**To be done**
Copy out the data below verbatim.

Part of a data file

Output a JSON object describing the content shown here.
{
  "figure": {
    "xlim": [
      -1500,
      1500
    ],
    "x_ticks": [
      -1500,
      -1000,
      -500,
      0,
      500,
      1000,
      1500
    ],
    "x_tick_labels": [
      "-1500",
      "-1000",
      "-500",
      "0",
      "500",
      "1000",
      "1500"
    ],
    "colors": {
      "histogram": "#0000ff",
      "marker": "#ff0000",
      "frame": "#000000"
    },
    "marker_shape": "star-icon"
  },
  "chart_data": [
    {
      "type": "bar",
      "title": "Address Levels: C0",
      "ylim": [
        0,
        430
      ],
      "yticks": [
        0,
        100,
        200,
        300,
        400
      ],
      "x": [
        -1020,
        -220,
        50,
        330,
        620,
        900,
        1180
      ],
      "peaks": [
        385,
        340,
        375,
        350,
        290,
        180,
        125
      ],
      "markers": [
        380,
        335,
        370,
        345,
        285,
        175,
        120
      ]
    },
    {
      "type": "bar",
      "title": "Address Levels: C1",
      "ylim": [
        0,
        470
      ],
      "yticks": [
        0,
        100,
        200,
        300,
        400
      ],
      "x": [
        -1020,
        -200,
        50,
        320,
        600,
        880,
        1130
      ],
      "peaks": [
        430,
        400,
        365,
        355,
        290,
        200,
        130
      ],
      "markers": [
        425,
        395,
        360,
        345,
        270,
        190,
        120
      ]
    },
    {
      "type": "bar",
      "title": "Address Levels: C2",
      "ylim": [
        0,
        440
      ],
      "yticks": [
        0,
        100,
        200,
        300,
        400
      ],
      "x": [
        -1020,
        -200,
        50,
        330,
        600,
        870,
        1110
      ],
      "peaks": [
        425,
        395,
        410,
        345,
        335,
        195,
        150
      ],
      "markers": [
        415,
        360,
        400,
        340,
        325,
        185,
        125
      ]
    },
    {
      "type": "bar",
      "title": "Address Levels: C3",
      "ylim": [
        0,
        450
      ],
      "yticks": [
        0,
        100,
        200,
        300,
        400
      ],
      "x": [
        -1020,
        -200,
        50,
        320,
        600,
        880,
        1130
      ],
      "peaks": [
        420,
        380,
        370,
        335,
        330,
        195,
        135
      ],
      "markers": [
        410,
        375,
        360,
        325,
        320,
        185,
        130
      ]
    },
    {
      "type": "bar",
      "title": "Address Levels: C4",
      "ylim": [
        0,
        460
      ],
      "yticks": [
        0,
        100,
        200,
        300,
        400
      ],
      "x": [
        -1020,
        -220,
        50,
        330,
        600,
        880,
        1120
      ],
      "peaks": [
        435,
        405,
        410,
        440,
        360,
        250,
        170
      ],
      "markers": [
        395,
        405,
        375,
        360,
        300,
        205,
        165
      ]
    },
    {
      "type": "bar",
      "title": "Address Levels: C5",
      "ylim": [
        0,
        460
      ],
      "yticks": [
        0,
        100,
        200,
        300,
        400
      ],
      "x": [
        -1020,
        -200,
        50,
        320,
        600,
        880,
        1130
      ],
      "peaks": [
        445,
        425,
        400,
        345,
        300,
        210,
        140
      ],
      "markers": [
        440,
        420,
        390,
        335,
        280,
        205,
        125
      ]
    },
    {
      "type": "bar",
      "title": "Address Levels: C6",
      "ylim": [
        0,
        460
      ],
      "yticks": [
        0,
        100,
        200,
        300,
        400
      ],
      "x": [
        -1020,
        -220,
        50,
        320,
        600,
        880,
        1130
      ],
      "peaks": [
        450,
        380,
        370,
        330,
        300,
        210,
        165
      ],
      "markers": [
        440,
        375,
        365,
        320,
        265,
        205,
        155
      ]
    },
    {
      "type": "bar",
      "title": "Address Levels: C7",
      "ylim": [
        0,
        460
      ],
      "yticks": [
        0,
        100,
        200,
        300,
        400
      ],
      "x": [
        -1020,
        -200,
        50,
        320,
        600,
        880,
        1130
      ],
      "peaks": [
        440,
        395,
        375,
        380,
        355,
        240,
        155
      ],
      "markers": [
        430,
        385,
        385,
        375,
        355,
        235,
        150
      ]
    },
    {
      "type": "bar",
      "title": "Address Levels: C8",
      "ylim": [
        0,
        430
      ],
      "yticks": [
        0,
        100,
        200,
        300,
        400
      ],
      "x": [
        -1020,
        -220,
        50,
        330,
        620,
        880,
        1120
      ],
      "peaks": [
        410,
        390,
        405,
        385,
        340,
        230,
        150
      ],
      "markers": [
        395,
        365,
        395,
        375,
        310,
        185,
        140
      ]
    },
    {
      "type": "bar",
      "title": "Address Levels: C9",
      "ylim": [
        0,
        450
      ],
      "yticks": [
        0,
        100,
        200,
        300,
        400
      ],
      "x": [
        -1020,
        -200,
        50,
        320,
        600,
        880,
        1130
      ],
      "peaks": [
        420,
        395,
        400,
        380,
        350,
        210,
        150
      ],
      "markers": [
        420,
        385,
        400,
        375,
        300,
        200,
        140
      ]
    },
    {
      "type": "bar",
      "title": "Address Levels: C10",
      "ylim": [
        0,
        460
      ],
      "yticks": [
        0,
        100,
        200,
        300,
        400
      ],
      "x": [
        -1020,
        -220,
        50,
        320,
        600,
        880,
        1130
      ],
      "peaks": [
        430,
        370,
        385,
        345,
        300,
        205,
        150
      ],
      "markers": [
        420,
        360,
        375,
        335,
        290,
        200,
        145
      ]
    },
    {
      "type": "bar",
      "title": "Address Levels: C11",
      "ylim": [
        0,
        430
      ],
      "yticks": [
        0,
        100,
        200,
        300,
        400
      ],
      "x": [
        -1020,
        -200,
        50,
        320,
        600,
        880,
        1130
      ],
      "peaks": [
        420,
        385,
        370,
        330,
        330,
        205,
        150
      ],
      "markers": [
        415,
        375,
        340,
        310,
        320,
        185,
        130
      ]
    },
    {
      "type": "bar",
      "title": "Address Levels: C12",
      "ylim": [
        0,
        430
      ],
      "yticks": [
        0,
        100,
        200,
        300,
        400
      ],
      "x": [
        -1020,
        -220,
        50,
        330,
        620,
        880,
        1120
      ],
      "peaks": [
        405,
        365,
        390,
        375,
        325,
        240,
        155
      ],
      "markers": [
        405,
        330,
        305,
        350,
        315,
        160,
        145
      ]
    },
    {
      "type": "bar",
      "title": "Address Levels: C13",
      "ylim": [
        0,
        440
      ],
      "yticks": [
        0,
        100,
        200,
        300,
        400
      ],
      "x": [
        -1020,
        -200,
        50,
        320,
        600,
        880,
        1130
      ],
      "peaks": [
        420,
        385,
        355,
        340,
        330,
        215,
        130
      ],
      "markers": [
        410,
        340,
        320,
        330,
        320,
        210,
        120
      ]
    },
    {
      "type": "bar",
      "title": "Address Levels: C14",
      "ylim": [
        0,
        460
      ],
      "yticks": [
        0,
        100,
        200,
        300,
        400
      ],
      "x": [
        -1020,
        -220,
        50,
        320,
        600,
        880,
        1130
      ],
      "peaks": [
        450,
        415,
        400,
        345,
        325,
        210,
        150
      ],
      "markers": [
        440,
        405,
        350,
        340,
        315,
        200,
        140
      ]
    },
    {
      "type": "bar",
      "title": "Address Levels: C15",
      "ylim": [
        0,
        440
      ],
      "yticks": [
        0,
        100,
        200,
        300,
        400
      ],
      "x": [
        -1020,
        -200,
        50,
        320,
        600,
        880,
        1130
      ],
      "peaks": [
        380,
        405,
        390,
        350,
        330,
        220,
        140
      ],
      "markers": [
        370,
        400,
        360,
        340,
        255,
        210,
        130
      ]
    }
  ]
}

**Exercise output**
Output a JSON object describing the content shown here.
{
  "figure": {
    "xlim": [
      -1500,
      1500
    ],
    "x_ticks": [
      -1500,
      -1000,
      -500,
      0,
      500,
      1000,
      1500
    ],
    "x_tick_labels": [
      "-1500",
      "-1000",
      "-500",
      "0",
      "500",
      "1000",
      "1500"
    ],
    "colors": {
      "histogram": "#0000ff",
      "marker": "#ff0000",
      "frame": "#000000"
    },
    "marker_shape": "star-icon"
  },
  "chart_data": [
    {
      "type": "bar",
      "title": "Address Levels: C0",
      "ylim": [
        0,
        430
      ],
      "yticks": [
        0,
        100,
        200,
        300,
        400
      ],
      "x": [
        -1020,
        -220,
        50,
        330,
        620,
        900,
        1180
      ],
      "peaks": [
        385,
        340,
        375,
        350,
        290,
        180,
        125
      ],
      "markers": [
        380,
        335,
        370,
        345,
        285,
        175,
        120
      ]
    },
    {
      "type": "bar",
      "title": "Address Levels: C1",
      "ylim": [
        0,
        470
      ],
      "yticks": [
        0,
        100,
        200,
        300,
        400
      ],
      "x": [
        -1020,
        -200,
        50,
        320,
        600,
        880,
        1130
      ],
      "peaks": [
        430,
        400,
        365,
        355,
        290,
        200,
        130
      ],
      "markers": [
        425,
        395,
        360,
        345,
        270,
        190,
        120
      ]
    },
    {
      "type": "bar",
      "title": "Address Levels: C2",
      "ylim": [
        0,
        440
      ],
      "yticks": [
        0,
        100,
        200,
        300,
        400
      ],
      "x": [
        -1020,
        -200,
        50,
        330,
        600,
        870,
        1110
      ],
      "peaks": [
        425,
        395,
        410,
        345,
        335,
        195,
        150
      ],
      "markers": [
        415,
        360,
        400,
        340,
        325,
        185,
        125
      ]
    },
    {
      "type": "bar",
      "title": "Address Levels: C3",
      "ylim": [
        0,
        450
      ],
      "yticks": [
        0,
        100,
        200,
        300,
        400
      ],
      "x": [
        -1020,
        -200,
        50,
        320,
        600,
        880,
        1130
      ],
      "peaks": [
        420,
        380,
        370,
        335,
        330,
        195,
        135
      ],
      "markers": [
        410,
        375,
        360,
        325,
        320,
        185,
        130
      ]
    },
    {
      "type": "bar",
      "title": "Address Levels: C4",
      "ylim": [
        0,
        460
      ],
      "yticks": [
        0,
        100,
        200,
        300,
        400
      ],
      "x": [
        -1020,
        -220,
        50,
        330,
        600,
        880,
        1120
      ],
      "peaks": [
        435,
        405,
        410,
        440,
        360,
        250,
        170
      ],
      "markers": [
        395,
        405,
        375,
        360,
        300,
        205,
        165
      ]
    },
    {
      "type": "bar",
      "title": "Address Levels: C5",
      "ylim": [
        0,
        460
      ],
      "yticks": [
        0,
        100,
        200,
        300,
        400
      ],
      "x": [
        -1020,
        -200,
        50,
        320,
        600,
        880,
        1130
      ],
      "peaks": [
        445,
        425,
        400,
        345,
        300,
        210,
        140
      ],
      "markers": [
        440,
        420,
        390,
        335,
        280,
        205,
        125
      ]
    },
    {
      "type": "bar",
      "title": "Address Levels: C6",
      "ylim": [
        0,
        460
      ],
      "yticks": [
        0,
        100,
        200,
        300,
        400
      ],
      "x": [
        -1020,
        -220,
        50,
        320,
        600,
        880,
        1130
      ],
      "peaks": [
        450,
        380,
        370,
        330,
        300,
        210,
        165
      ],
      "markers": [
        440,
        375,
        365,
        320,
        265,
        205,
        155
      ]
    },
    {
      "type": "bar",
      "title": "Address Levels: C7",
      "ylim": [
        0,
        460
      ],
      "yticks": [
        0,
        100,
        200,
        300,
        400
      ],
      "x": [
        -1020,
        -200,
        50,
        320,
        600,
        880,
        1130
      ],
      "peaks": [
        440,
        395,
        375,
        380,
        355,
        240,
        155
      ],
      "markers": [
        430,
        385,
        385,
        375,
        355,
        235,
        150
      ]
    },
    {
      "type": "bar",
      "title": "Address Levels: C8",
      "ylim": [
        0,
        430
      ],
      "yticks": [
        0,
        100,
        200,
        300,
        400
      ],
      "x": [
        -1020,
        -220,
        50,
        330,
        620,
        880,
        1120
      ],
      "peaks": [
        410,
        390,
        405,
        385,
        340,
        230,
        150
      ],
      "markers": [
        395,
        365,
        395,
        375,
        310,
        185,
        140
      ]
    },
    {
      "type": "bar",
      "title": "Address Levels: C9",
      "ylim": [
        0,
        450
      ],
      "yticks": [
        0,
        100,
        200,
        300,
        400
      ],
      "x": [
        -1020,
        -200,
        50,
        320,
        600,
        880,
        1130
      ],
      "peaks": [
        420,
        395,
        400,
        380,
        350,
        210,
        150
      ],
      "markers": [
        420,
        385,
        400,
        375,
        300,
        200,
        140
      ]
    },
    {
      "type": "bar",
      "title": "Address Levels: C10",
      "ylim": [
        0,
        460
      ],
      "yticks": [
        0,
        100,
        200,
        300,
        400
      ],
      "x": [
        -1020,
        -220,
        50,
        320,
        600,
        880,
        1130
      ],
      "peaks": [
        430,
        370,
        385,
        345,
        300,
        205,
        150
      ],
      "markers": [
        420,
        360,
        375,
        335,
        290,
        200,
        145
      ]
    },
    {
      "type": "bar",
      "title": "Address Levels: C11",
      "ylim": [
        0,
        430
      ],
      "yticks": [
        0,
        100,
        200,
        300,
        400
      ],
      "x": [
        -1020,
        -200,
        50,
        320,
        600,
        880,
        1130
      ],
      "peaks": [
        420,
        385,
        370,
        330,
        330,
        205,
        150
      ],
      "markers": [
        415,
        375,
        340,
        310,
        320,
        185,
        130
      ]
    },
    {
      "type": "bar",
      "title": "Address Levels: C12",
      "ylim": [
        0,
        430
      ],
      "yticks": [
        0,
        100,
        200,
        300,
        400
      ],
      "x": [
        -1020,
        -220,
        50,
        330,
        620,
        880,
        1120
      ],
      "peaks": [
        405,
        365,
        390,
        375,
        325,
        240,
        155
      ],
      "markers": [
        405,
        330,
        305,
        350,
        315,
        160,
        145
      ]
    },
    {
      "type": "bar",
      "title": "Address Levels: C13",
      "ylim": [
        0,
        440
      ],
      "yticks": [
        0,
        100,
        200,
        300,
        400
      ],
      "x": [
        -1020,
        -200,
        50,
        320,
        600,
        880,
        1130
      ],
      "peaks": [
        420,
        385,
        355,
        340,
        330,
        215,
        130
      ],
      "markers": [
        410,
        340,
        320,
        330,
        320,
        210,
        120
      ]
    },
    {
      "type": "bar",
      "title": "Address Levels: C14",
      "ylim": [
        0,
        460
      ],
      "yticks": [
        0,
        100,
        200,
        300,
        400
      ],
      "x": [
        -1020,
        -220,
        50,
        320,
        600,
        880,
        1130
      ],
      "peaks": [
        450,
        415,
        400,
        345,
        325,
        210,
        150
      ],
      "markers": [
        440,
        405,
        350,
        340,
        315,
        200,
        140
      ]
    },
    {
      "type": "bar",
      "title": "Address Levels: C15",
      "ylim": [
        0,
        440
      ],
      "yticks": [
        0,
        100,
        200,
        300,
        400
      ],
      "x": [
        -1020,
        -200,
        50,
        320,
        600,
        880,
        1130
      ],
      "peaks": [
        380,
        405,
        390,
        350,
        330,
        220,
        140
      ],
      "markers": [
        370,
        400,
        360,
        340,
        255,
        210,
        130
      ]
    }
  ]
}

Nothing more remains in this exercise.